(Collected data entries)
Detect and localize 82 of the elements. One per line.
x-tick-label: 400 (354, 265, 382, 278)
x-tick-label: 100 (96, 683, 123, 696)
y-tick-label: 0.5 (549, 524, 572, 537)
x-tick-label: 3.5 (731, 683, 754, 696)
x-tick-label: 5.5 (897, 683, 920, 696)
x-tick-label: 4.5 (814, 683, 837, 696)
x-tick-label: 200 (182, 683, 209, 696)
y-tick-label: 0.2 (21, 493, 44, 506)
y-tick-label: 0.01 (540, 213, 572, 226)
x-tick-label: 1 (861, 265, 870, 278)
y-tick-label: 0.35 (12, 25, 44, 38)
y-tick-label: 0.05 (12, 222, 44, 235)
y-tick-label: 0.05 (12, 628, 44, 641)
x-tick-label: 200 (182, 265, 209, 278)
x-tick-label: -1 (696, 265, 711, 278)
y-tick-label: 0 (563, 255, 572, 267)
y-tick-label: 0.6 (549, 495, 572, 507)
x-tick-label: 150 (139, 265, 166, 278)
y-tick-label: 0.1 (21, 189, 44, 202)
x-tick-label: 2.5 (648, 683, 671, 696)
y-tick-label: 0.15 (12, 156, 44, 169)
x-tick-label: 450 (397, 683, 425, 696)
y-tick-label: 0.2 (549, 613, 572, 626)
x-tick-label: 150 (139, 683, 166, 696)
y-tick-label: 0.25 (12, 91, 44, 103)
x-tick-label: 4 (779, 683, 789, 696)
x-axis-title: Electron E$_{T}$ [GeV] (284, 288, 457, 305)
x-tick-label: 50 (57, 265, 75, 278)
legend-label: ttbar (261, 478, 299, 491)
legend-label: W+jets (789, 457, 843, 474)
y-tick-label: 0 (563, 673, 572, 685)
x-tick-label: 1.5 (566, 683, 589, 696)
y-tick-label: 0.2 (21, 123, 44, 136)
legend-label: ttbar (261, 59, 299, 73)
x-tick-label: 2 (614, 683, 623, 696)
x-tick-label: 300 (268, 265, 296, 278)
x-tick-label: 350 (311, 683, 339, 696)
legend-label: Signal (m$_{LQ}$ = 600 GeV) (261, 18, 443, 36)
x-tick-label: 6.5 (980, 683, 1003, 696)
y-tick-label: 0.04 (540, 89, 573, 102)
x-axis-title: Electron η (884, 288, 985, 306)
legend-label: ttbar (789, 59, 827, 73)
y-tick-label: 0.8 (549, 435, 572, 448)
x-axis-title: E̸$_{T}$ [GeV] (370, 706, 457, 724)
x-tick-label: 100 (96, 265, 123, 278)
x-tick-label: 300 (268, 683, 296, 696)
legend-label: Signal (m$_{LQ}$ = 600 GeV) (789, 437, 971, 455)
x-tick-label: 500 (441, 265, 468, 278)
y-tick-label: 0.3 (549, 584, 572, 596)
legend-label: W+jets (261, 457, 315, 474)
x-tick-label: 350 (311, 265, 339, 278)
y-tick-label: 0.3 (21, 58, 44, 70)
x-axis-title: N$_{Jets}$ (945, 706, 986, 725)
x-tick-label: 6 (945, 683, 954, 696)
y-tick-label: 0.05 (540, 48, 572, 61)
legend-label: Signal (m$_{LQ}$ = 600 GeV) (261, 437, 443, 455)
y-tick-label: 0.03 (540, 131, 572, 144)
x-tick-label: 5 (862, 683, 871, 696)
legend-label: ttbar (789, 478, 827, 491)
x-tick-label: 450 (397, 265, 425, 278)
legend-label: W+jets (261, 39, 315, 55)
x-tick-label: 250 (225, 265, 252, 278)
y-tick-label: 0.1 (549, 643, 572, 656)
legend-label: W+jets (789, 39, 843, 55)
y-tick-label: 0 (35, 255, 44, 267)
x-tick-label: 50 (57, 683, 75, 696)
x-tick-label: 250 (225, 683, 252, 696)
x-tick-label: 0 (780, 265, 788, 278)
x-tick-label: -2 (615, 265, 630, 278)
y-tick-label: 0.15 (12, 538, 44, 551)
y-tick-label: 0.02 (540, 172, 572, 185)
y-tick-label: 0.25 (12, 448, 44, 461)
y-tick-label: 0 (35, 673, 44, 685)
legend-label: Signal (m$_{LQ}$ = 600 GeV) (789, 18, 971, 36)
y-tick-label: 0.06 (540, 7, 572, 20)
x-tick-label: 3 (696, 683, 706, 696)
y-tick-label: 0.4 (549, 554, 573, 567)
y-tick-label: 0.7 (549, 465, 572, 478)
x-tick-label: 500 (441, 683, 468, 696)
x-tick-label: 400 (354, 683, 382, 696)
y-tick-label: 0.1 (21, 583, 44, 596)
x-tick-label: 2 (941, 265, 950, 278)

Short exercise
Substitute "y-axis label" for "y-tick-label" in everything from the start of the entries down to the line containing "x-tick-label: 2.5 (648, 683, 671, 696)", and leave all else unchanged. Give only those lines.

Result of this task
Detect and localize 82 of the elements. One per line.
x-tick-label: 400 (354, 265, 382, 278)
x-tick-label: 100 (96, 683, 123, 696)
y-axis label: 0.5 (549, 524, 572, 537)
x-tick-label: 3.5 (731, 683, 754, 696)
x-tick-label: 5.5 (897, 683, 920, 696)
x-tick-label: 4.5 (814, 683, 837, 696)
x-tick-label: 200 (182, 683, 209, 696)
y-axis label: 0.2 (21, 493, 44, 506)
y-axis label: 0.01 (540, 213, 572, 226)
x-tick-label: 1 (861, 265, 870, 278)
y-axis label: 0.35 (12, 25, 44, 38)
y-axis label: 0.05 (12, 222, 44, 235)
y-axis label: 0.05 (12, 628, 44, 641)
x-tick-label: 200 (182, 265, 209, 278)
x-tick-label: -1 (696, 265, 711, 278)
y-axis label: 0 (563, 255, 572, 267)
y-axis label: 0.6 (549, 495, 572, 507)
x-tick-label: 150 (139, 265, 166, 278)
y-axis label: 0.1 (21, 189, 44, 202)
x-tick-label: 2.5 (648, 683, 671, 696)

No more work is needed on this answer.